**** Exercise inputs ****

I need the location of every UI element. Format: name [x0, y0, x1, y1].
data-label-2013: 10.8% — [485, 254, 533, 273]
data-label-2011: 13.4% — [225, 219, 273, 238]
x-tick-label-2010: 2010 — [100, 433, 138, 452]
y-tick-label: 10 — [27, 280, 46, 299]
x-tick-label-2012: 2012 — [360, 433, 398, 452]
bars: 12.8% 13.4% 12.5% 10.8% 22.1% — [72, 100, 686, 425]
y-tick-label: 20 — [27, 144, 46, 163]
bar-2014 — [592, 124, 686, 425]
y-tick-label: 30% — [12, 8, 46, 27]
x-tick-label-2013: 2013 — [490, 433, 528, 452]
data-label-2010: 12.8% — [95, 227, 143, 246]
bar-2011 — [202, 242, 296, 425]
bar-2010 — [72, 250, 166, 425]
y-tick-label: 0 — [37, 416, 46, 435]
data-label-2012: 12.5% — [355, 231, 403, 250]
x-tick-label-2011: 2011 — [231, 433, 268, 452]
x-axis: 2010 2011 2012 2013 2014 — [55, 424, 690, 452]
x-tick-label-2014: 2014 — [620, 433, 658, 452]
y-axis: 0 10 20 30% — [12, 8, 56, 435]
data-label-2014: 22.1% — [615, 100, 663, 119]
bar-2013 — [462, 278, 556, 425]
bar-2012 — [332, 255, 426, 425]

****

◆ Direction ◆
Please put each line of the data above into a Markdown table with the columns Number and Entry, numbering the rows in order and leaving out blank lines.

◆ Final result ◆
| Number | Entry |
|---|---|
| 1 | I need the location of every UI element. Format: name [x0, y0, x1, y1]. |
| 2 | data-label-2013: 10.8% — [485, 254, 533, 273] |
| 3 | data-label-2011: 13.4% — [225, 219, 273, 238] |
| 4 | x-tick-label-2010: 2010 — [100, 433, 138, 452] |
| 5 | y-tick-label: 10 — [27, 280, 46, 299] |
| 6 | x-tick-label-2012: 2012 — [360, 433, 398, 452] |
| 7 | bars: 12.8% 13.4% 12.5% 10.8% 22.1% — [72, 100, 686, 425] |
| 8 | y-tick-label: 20 — [27, 144, 46, 163] |
| 9 | bar-2014 — [592, 124, 686, 425] |
| 10 | y-tick-label: 30% — [12, 8, 46, 27] |
| 11 | x-tick-label-2013: 2013 — [490, 433, 528, 452] |
| 12 | data-label-2010: 12.8% — [95, 227, 143, 246] |
| 13 | bar-2011 — [202, 242, 296, 425] |
| 14 | bar-2010 — [72, 250, 166, 425] |
| 15 | y-tick-label: 0 — [37, 416, 46, 435] |
| 16 | data-label-2012: 12.5% — [355, 231, 403, 250] |
| 17 | x-tick-label-2011: 2011 — [231, 433, 268, 452] |
| 18 | x-axis: 2010 2011 2012 2013 2014 — [55, 424, 690, 452] |
| 19 | x-tick-label-2014: 2014 — [620, 433, 658, 452] |
| 20 | y-axis: 0 10 20 30% — [12, 8, 56, 435] |
| 21 | data-label-2014: 22.1% — [615, 100, 663, 119] |
| 22 | bar-2013 — [462, 278, 556, 425] |
| 23 | bar-2012 — [332, 255, 426, 425] |